═════ DATA PROVIDED
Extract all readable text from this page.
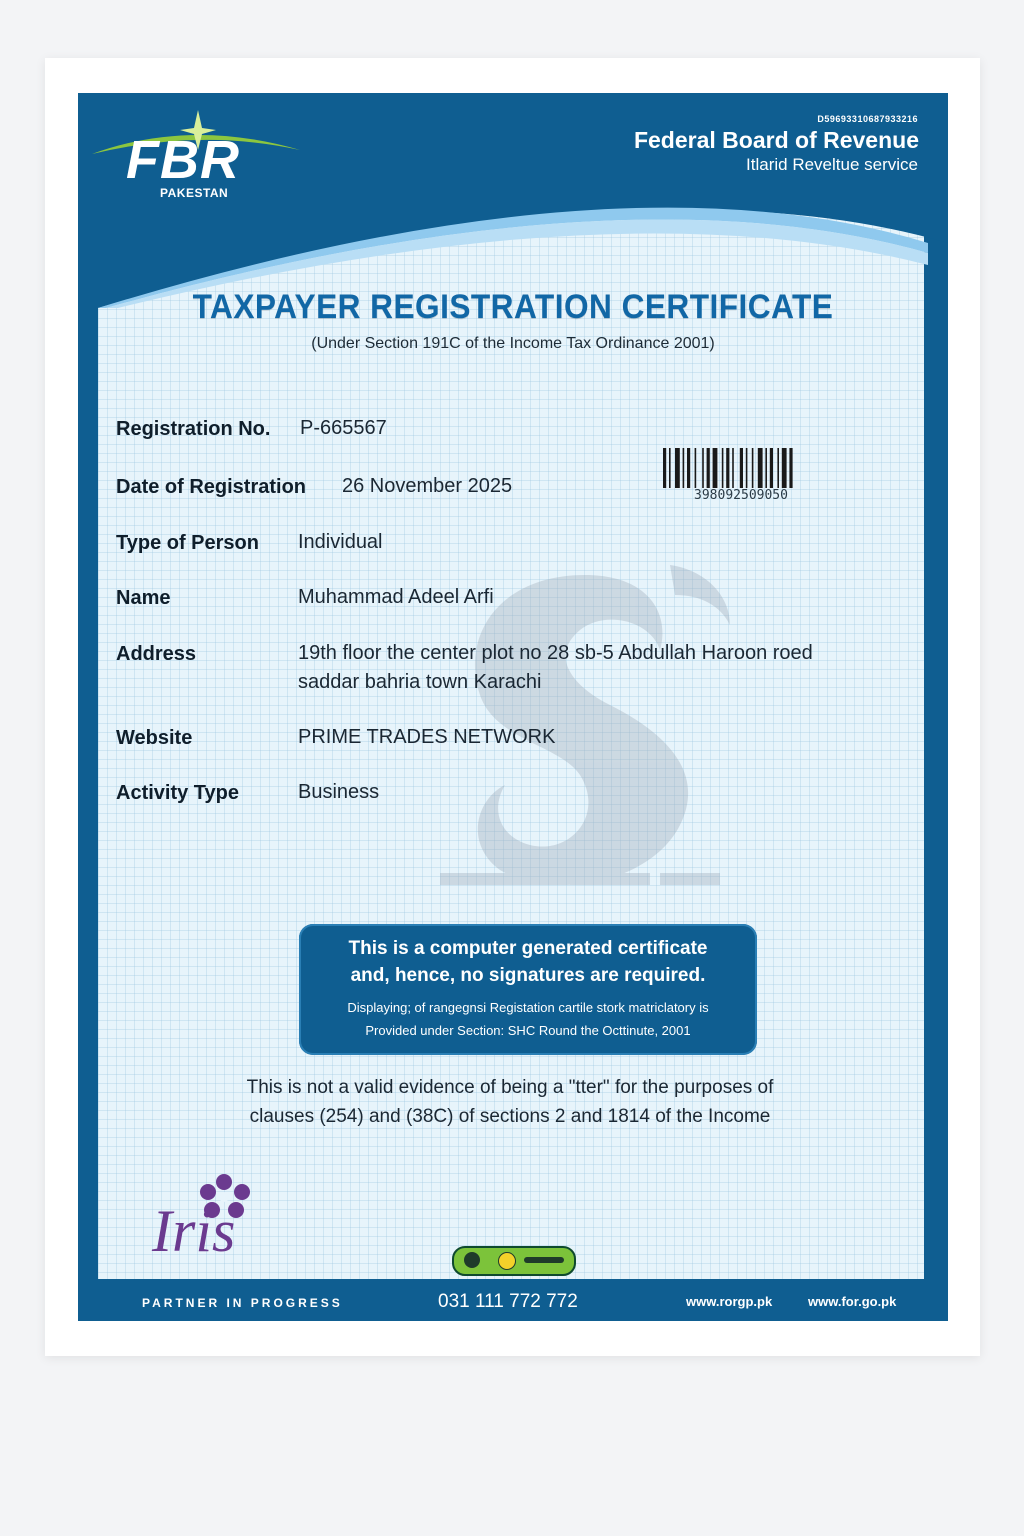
FBR
PAKESTAN
D59693310687933216
Federal Board of Revenue
Itlarid Reveltue service
TAXPAYER REGISTRATION CERTIFICATE
(Under Section 191C of the Income Tax Ordinance 2001)
Registration No. P-665567
Date of Registration 26 November 2025
Type of Person Individual
Name	Muhammad Adeel Arfi
Address	19th floor the center plot no 28 sb-5 Abdullah Haroon roed
saddar bahria town Karachi
Website	PRIME TRADES NETWORK
Activity Type	Business
398092509050
This is a computer generated certificate
and, hence, no signatures are required.
Displaying; of rangegnsi Registation cartile stork matriclatory is
Provided under Section: SHC Round the Octtinute, 2001
This is not a valid evidence of being a "tter" for the purposes of
clauses (254) and (38C) of sections 2 and 1814 of the Income
Iris
PARTNER IN PROGRESS	031 111 772 772	www.rorgp.pk	www.for.go.pk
══════════
In your copy of the records, include no pictures; repeat everything else exactly.

**RESPONSE TO THE EXERCISE**
Extract all readable text from this page.
FBR
PAKESTAN
D59693310687933216
Federal Board of Revenue
Itlarid Reveltue service
TAXPAYER REGISTRATION CERTIFICATE
(Under Section 191C of the Income Tax Ordinance 2001)
Registration No. P-665567
Date of Registration 26 November 2025
Type of Person Individual
Name	Muhammad Adeel Arfi
Address	19th floor the center plot no 28 sb-5 Abdullah Haroon roed
saddar bahria town Karachi
Website	PRIME TRADES NETWORK
Activity Type	Business
398092509050
This is a computer generated certificate
and, hence, no signatures are required.
Displaying; of rangegnsi Registation cartile stork matriclatory is
Provided under Section: SHC Round the Octtinute, 2001
This is not a valid evidence of being a "tter" for the purposes of
clauses (254) and (38C) of sections 2 and 1814 of the Income
Iris
PARTNER IN PROGRESS	031 111 772 772	www.rorgp.pk	www.for.go.pk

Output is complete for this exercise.